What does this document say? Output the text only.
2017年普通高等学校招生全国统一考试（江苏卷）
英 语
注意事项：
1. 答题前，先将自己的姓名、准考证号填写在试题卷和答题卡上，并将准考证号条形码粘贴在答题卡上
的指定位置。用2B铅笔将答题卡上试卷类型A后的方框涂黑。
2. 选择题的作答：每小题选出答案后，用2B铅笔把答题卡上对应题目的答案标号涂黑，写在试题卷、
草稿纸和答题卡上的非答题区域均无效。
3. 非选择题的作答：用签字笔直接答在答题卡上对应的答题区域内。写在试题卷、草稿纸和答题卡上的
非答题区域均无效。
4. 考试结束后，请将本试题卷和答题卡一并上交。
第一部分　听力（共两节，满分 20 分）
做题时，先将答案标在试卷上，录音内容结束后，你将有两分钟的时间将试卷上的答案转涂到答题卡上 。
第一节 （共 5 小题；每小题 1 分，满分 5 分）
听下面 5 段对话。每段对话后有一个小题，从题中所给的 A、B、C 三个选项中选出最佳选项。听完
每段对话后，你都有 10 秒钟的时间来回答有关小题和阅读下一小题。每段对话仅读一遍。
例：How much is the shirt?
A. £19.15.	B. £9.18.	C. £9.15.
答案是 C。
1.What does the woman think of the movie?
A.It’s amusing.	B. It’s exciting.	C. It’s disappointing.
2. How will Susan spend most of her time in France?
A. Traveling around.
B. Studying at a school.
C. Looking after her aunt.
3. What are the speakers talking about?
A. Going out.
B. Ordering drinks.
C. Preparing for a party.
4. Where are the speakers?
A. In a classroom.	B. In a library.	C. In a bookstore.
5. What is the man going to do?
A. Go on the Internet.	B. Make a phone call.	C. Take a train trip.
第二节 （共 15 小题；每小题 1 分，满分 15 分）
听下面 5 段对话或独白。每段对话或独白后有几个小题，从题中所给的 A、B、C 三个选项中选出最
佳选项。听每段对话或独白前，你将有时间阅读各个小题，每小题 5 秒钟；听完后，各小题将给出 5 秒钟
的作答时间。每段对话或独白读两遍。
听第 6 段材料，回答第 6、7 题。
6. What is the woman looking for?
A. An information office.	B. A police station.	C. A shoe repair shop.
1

#####

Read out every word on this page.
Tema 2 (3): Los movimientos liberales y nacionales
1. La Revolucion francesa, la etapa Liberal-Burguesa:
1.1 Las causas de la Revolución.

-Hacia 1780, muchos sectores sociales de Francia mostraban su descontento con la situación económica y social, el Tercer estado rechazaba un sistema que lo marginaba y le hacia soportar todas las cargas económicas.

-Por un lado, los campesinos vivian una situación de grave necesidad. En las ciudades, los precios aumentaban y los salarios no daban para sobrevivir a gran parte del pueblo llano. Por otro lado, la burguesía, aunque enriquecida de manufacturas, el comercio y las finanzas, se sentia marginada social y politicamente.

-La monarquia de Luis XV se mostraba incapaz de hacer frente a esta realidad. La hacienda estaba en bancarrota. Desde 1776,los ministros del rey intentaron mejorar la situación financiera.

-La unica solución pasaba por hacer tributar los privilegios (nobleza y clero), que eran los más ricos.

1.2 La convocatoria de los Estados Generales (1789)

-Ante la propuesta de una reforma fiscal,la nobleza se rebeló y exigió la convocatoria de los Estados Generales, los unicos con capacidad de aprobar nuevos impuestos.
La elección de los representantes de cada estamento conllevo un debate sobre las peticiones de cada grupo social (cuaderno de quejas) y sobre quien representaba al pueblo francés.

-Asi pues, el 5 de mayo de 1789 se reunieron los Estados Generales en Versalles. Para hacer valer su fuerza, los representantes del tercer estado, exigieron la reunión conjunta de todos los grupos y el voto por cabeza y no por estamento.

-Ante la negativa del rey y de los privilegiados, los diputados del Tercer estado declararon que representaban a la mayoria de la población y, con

#####

Set problem:
Only a number is wanted here: how many lines in the data above include the string "pueblo"?

Full solution:
2